**** Fragmento del documento ****

Hay un consenso muy extendido a la hora de caracterizar al régimen cívico-militar de 1976-1983 como una dictadura genocida. Pero conviene ahondar más en esta cuestión y averiguar si el genocidio no puede también ser practicado por regímenes políticos presumiblemente democráticos.
Lo anterior exige precisar qué es lo que queremos decir cuando hablamos de “genocidio”. El 9 de Diciembre de 1948 las Naciones Unidas aprobaron la Convención para la Prevención y la Sanción del Delito de Genocidio el cual fue definido como un acto “perpetrado con la intención de destruir, total o parcialmente, a un grupo nacional, étnico, racial o religioso como tal: (a) Matanza de los integrantes del grupo; (b) Lesión grave a la integridad física o mental de los integrantes del grupo; (c) Sometimiento intencional del grupo a condiciones de existencia que hayan de acarrear su destrucción física, total o parcial; (d) Medidas destinadas a impedir los nacimientos en el seno del grupo; (e) Traslado por fuerza de niños del grupo a otro grupo.”
En consecuencia es posible ampliar esta definición, surgida bajo la influencia del Holocausto nazi, y tipificar como genocida a cualquier política que tenga por objetivo el sistemático y premeditado sometimiento de un grupo social a lesiones, privaciones y penurias físicas y/o mentales conducentes al radical debilitamiento o la lisa y llana desaparición del grupo sometido a esa agresión.

****

◆ **Tus tareas**
1. Según el fragmento sobre el genocidio, ¿en qué fecha aprobaron las Naciones Unidas la Convención para la Prevención y la Sanción del Delito de Genocidio?
2. Transcribe del fragmento sobre el genocidio el pasaje que empieza con las palabras "Hay un consenso" y termina con "políticos presumiblemente democráticos.".
Las filas no tienen ninguna relación con el fragmento sobre el genocidio.

**** Filas registradas ****

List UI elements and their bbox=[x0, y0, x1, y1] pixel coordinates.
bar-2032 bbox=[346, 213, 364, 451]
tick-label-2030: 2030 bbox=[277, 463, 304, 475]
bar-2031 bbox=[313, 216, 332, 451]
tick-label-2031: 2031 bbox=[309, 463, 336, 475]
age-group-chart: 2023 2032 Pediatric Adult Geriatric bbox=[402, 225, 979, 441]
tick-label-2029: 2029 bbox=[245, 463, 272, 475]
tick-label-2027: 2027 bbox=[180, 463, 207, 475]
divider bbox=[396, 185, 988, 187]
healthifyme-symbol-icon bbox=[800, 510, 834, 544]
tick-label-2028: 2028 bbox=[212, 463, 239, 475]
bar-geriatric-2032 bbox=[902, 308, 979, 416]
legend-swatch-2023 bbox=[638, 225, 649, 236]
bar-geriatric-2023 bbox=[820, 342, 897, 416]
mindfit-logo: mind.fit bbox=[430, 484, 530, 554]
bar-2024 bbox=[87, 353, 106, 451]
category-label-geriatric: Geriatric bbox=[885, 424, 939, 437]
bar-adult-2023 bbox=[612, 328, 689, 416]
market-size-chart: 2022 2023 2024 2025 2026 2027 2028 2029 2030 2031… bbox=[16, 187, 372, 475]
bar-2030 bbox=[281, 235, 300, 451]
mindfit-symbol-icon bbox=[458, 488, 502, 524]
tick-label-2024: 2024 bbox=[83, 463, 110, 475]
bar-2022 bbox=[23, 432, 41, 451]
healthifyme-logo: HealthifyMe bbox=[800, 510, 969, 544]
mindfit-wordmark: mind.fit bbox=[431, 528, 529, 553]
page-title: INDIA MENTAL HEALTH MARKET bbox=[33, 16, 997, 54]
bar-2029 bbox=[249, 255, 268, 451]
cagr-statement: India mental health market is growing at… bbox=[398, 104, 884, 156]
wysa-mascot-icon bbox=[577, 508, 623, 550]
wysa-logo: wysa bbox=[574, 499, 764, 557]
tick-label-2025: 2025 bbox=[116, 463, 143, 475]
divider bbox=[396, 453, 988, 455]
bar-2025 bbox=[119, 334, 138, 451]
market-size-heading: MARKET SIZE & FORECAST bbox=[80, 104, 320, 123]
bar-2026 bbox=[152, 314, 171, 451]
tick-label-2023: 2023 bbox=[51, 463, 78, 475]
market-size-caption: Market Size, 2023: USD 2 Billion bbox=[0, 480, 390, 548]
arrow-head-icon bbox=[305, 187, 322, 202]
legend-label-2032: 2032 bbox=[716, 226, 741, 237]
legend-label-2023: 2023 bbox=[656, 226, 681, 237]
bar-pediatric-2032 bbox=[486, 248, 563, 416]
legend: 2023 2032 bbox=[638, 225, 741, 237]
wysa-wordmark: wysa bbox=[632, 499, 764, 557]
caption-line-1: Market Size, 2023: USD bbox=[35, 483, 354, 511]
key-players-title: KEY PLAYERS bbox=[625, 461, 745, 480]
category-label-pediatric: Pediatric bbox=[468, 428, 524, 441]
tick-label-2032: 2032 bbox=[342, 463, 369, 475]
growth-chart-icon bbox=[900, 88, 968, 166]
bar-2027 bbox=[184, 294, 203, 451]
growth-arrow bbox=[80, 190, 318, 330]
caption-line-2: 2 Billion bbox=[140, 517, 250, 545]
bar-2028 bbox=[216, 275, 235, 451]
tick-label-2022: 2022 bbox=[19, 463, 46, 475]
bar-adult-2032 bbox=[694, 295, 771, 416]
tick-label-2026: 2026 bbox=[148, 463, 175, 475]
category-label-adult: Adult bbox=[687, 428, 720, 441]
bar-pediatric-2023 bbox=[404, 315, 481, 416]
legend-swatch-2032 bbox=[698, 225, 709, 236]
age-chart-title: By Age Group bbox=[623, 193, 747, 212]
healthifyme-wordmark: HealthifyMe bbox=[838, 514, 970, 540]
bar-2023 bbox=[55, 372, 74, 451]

****

◆ **Respuestas**
1. El 9 de diciembre de 1948.

2.
Hay un consenso muy extendido a la hora de caracterizar al régimen cívico-militar de 1976-1983 como una dictadura genocida. Pero conviene ahondar más en esta cuestión y averiguar si el genocidio no puede también ser practicado por regímenes políticos presumiblemente democráticos.